Items from a data source
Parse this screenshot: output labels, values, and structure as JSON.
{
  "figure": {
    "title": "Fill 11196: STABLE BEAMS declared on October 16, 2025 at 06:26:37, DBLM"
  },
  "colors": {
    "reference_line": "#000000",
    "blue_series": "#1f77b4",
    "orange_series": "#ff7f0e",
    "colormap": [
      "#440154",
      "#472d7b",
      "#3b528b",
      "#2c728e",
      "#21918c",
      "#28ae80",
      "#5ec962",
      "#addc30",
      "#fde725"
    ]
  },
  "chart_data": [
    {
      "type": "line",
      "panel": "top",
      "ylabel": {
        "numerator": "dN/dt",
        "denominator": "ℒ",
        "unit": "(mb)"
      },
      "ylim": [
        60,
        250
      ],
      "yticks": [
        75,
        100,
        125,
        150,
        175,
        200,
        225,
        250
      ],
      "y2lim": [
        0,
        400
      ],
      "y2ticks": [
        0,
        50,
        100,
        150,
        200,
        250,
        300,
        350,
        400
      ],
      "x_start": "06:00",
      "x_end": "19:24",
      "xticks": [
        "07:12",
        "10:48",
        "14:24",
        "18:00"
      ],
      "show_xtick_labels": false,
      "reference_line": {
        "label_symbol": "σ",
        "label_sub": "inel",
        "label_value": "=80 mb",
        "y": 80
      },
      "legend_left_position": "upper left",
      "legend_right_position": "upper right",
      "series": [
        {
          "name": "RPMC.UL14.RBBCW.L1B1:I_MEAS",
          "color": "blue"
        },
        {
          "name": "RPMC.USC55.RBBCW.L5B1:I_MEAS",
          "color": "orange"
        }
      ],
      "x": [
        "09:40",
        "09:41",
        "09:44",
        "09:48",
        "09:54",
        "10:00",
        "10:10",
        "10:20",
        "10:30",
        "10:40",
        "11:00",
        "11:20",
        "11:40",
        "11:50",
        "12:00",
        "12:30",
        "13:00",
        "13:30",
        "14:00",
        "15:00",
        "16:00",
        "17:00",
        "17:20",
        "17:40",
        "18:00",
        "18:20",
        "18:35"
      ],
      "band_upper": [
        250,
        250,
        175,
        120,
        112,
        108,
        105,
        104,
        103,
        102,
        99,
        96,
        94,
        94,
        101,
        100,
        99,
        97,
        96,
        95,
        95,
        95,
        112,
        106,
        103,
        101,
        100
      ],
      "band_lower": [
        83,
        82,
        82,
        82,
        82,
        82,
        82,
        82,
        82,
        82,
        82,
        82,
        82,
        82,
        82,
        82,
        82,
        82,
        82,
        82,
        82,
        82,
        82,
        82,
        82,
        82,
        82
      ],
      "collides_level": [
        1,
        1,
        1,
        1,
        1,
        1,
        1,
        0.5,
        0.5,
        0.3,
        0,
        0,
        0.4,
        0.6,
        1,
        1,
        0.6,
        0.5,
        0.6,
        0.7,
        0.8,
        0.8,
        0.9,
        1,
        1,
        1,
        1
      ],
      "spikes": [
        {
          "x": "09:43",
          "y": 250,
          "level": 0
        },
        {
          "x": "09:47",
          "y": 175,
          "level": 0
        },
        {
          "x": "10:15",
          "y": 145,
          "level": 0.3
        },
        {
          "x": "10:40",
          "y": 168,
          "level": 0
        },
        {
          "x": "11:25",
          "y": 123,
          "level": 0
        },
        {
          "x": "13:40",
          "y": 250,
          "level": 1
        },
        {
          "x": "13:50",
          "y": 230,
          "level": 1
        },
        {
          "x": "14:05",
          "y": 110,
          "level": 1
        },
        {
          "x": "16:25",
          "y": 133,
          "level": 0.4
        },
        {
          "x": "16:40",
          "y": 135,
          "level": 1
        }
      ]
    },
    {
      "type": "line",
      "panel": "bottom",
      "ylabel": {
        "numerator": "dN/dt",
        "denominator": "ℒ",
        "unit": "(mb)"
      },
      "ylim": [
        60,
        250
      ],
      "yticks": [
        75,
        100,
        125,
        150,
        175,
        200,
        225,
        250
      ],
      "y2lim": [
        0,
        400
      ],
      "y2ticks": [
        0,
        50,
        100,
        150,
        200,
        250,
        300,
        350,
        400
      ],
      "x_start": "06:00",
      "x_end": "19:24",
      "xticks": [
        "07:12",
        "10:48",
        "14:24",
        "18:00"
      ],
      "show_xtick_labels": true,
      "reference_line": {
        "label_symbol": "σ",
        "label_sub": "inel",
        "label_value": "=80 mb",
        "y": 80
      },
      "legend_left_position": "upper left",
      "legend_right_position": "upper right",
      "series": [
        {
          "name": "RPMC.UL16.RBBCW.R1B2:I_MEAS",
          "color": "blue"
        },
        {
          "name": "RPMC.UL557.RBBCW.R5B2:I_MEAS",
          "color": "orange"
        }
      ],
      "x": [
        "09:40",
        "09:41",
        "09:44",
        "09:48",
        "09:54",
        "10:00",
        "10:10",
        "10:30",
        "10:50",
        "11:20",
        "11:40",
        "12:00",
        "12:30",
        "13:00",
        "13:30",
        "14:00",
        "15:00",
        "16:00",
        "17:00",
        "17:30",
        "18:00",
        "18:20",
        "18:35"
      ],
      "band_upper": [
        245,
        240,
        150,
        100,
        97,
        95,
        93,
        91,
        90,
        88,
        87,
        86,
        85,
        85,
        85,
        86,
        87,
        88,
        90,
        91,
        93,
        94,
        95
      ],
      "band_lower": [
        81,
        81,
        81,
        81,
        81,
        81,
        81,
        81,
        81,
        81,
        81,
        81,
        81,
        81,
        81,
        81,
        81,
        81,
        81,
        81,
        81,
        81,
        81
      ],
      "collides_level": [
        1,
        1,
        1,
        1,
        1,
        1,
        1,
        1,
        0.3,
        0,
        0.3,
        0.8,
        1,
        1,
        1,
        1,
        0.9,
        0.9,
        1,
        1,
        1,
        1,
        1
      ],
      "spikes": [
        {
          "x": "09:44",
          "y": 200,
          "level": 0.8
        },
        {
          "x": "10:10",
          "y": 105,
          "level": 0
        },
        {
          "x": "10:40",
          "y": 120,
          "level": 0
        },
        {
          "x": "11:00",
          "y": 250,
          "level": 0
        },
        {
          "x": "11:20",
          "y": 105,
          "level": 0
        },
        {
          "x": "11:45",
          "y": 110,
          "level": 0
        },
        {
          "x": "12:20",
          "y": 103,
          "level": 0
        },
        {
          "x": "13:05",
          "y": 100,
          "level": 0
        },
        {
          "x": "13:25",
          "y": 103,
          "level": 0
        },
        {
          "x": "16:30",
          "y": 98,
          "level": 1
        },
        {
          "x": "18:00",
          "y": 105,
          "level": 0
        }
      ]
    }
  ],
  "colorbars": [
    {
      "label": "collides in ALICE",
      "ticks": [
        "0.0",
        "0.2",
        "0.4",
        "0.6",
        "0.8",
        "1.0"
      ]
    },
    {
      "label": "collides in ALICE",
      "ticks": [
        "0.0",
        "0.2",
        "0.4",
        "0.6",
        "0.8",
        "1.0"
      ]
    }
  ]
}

* [Given instruction]:
Please output the complete data exactly.

* [Task result]:
Parse this screenshot: output labels, values, and structure as JSON.
{
  "figure": {
    "title": "Fill 11196: STABLE BEAMS declared on October 16, 2025 at 06:26:37, DBLM"
  },
  "colors": {
    "reference_line": "#000000",
    "blue_series": "#1f77b4",
    "orange_series": "#ff7f0e",
    "colormap": [
      "#440154",
      "#472d7b",
      "#3b528b",
      "#2c728e",
      "#21918c",
      "#28ae80",
      "#5ec962",
      "#addc30",
      "#fde725"
    ]
  },
  "chart_data": [
    {
      "type": "line",
      "panel": "top",
      "ylabel": {
        "numerator": "dN/dt",
        "denominator": "ℒ",
        "unit": "(mb)"
      },
      "ylim": [
        60,
        250
      ],
      "yticks": [
        75,
        100,
        125,
        150,
        175,
        200,
        225,
        250
      ],
      "y2lim": [
        0,
        400
      ],
      "y2ticks": [
        0,
        50,
        100,
        150,
        200,
        250,
        300,
        350,
        400
      ],
      "x_start": "06:00",
      "x_end": "19:24",
      "xticks": [
        "07:12",
        "10:48",
        "14:24",
        "18:00"
      ],
      "show_xtick_labels": false,
      "reference_line": {
        "label_symbol": "σ",
        "label_sub": "inel",
        "label_value": "=80 mb",
        "y": 80
      },
      "legend_left_position": "upper left",
      "legend_right_position": "upper right",
      "series": [
        {
          "name": "RPMC.UL14.RBBCW.L1B1:I_MEAS",
          "color": "blue"
        },
        {
          "name": "RPMC.USC55.RBBCW.L5B1:I_MEAS",
          "color": "orange"
        }
      ],
      "x": [
        "09:40",
        "09:41",
        "09:44",
        "09:48",
        "09:54",
        "10:00",
        "10:10",
        "10:20",
        "10:30",
        "10:40",
        "11:00",
        "11:20",
        "11:40",
        "11:50",
        "12:00",
        "12:30",
        "13:00",
        "13:30",
        "14:00",
        "15:00",
        "16:00",
        "17:00",
        "17:20",
        "17:40",
        "18:00",
        "18:20",
        "18:35"
      ],
      "band_upper": [
        250,
        250,
        175,
        120,
        112,
        108,
        105,
        104,
        103,
        102,
        99,
        96,
        94,
        94,
        101,
        100,
        99,
        97,
        96,
        95,
        95,
        95,
        112,
        106,
        103,
        101,
        100
      ],
      "band_lower": [
        83,
        82,
        82,
        82,
        82,
        82,
        82,
        82,
        82,
        82,
        82,
        82,
        82,
        82,
        82,
        82,
        82,
        82,
        82,
        82,
        82,
        82,
        82,
        82,
        82,
        82,
        82
      ],
      "collides_level": [
        1,
        1,
        1,
        1,
        1,
        1,
        1,
        0.5,
        0.5,
        0.3,
        0,
        0,
        0.4,
        0.6,
        1,
        1,
        0.6,
        0.5,
        0.6,
        0.7,
        0.8,
        0.8,
        0.9,
        1,
        1,
        1,
        1
      ],
      "spikes": [
        {
          "x": "09:43",
          "y": 250,
          "level": 0
        },
        {
          "x": "09:47",
          "y": 175,
          "level": 0
        },
        {
          "x": "10:15",
          "y": 145,
          "level": 0.3
        },
        {
          "x": "10:40",
          "y": 168,
          "level": 0
        },
        {
          "x": "11:25",
          "y": 123,
          "level": 0
        },
        {
          "x": "13:40",
          "y": 250,
          "level": 1
        },
        {
          "x": "13:50",
          "y": 230,
          "level": 1
        },
        {
          "x": "14:05",
          "y": 110,
          "level": 1
        },
        {
          "x": "16:25",
          "y": 133,
          "level": 0.4
        },
        {
          "x": "16:40",
          "y": 135,
          "level": 1
        }
      ]
    },
    {
      "type": "line",
      "panel": "bottom",
      "ylabel": {
        "numerator": "dN/dt",
        "denominator": "ℒ",
        "unit": "(mb)"
      },
      "ylim": [
        60,
        250
      ],
      "yticks": [
        75,
        100,
        125,
        150,
        175,
        200,
        225,
        250
      ],
      "y2lim": [
        0,
        400
      ],
      "y2ticks": [
        0,
        50,
        100,
        150,
        200,
        250,
        300,
        350,
        400
      ],
      "x_start": "06:00",
      "x_end": "19:24",
      "xticks": [
        "07:12",
        "10:48",
        "14:24",
        "18:00"
      ],
      "show_xtick_labels": true,
      "reference_line": {
        "label_symbol": "σ",
        "label_sub": "inel",
        "label_value": "=80 mb",
        "y": 80
      },
      "legend_left_position": "upper left",
      "legend_right_position": "upper right",
      "series": [
        {
          "name": "RPMC.UL16.RBBCW.R1B2:I_MEAS",
          "color": "blue"
        },
        {
          "name": "RPMC.UL557.RBBCW.R5B2:I_MEAS",
          "color": "orange"
        }
      ],
      "x": [
        "09:40",
        "09:41",
        "09:44",
        "09:48",
        "09:54",
        "10:00",
        "10:10",
        "10:30",
        "10:50",
        "11:20",
        "11:40",
        "12:00",
        "12:30",
        "13:00",
        "13:30",
        "14:00",
        "15:00",
        "16:00",
        "17:00",
        "17:30",
        "18:00",
        "18:20",
        "18:35"
      ],
      "band_upper": [
        245,
        240,
        150,
        100,
        97,
        95,
        93,
        91,
        90,
        88,
        87,
        86,
        85,
        85,
        85,
        86,
        87,
        88,
        90,
        91,
        93,
        94,
        95
      ],
      "band_lower": [
        81,
        81,
        81,
        81,
        81,
        81,
        81,
        81,
        81,
        81,
        81,
        81,
        81,
        81,
        81,
        81,
        81,
        81,
        81,
        81,
        81,
        81,
        81
      ],
      "collides_level": [
        1,
        1,
        1,
        1,
        1,
        1,
        1,
        1,
        0.3,
        0,
        0.3,
        0.8,
        1,
        1,
        1,
        1,
        0.9,
        0.9,
        1,
        1,
        1,
        1,
        1
      ],
      "spikes": [
        {
          "x": "09:44",
          "y": 200,
          "level": 0.8
        },
        {
          "x": "10:10",
          "y": 105,
          "level": 0
        },
        {
          "x": "10:40",
          "y": 120,
          "level": 0
        },
        {
          "x": "11:00",
          "y": 250,
          "level": 0
        },
        {
          "x": "11:20",
          "y": 105,
          "level": 0
        },
        {
          "x": "11:45",
          "y": 110,
          "level": 0
        },
        {
          "x": "12:20",
          "y": 103,
          "level": 0
        },
        {
          "x": "13:05",
          "y": 100,
          "level": 0
        },
        {
          "x": "13:25",
          "y": 103,
          "level": 0
        },
        {
          "x": "16:30",
          "y": 98,
          "level": 1
        },
        {
          "x": "18:00",
          "y": 105,
          "level": 0
        }
      ]
    }
  ],
  "colorbars": [
    {
      "label": "collides in ALICE",
      "ticks": [
        "0.0",
        "0.2",
        "0.4",
        "0.6",
        "0.8",
        "1.0"
      ]
    },
    {
      "label": "collides in ALICE",
      "ticks": [
        "0.0",
        "0.2",
        "0.4",
        "0.6",
        "0.8",
        "1.0"
      ]
    }
  ]
}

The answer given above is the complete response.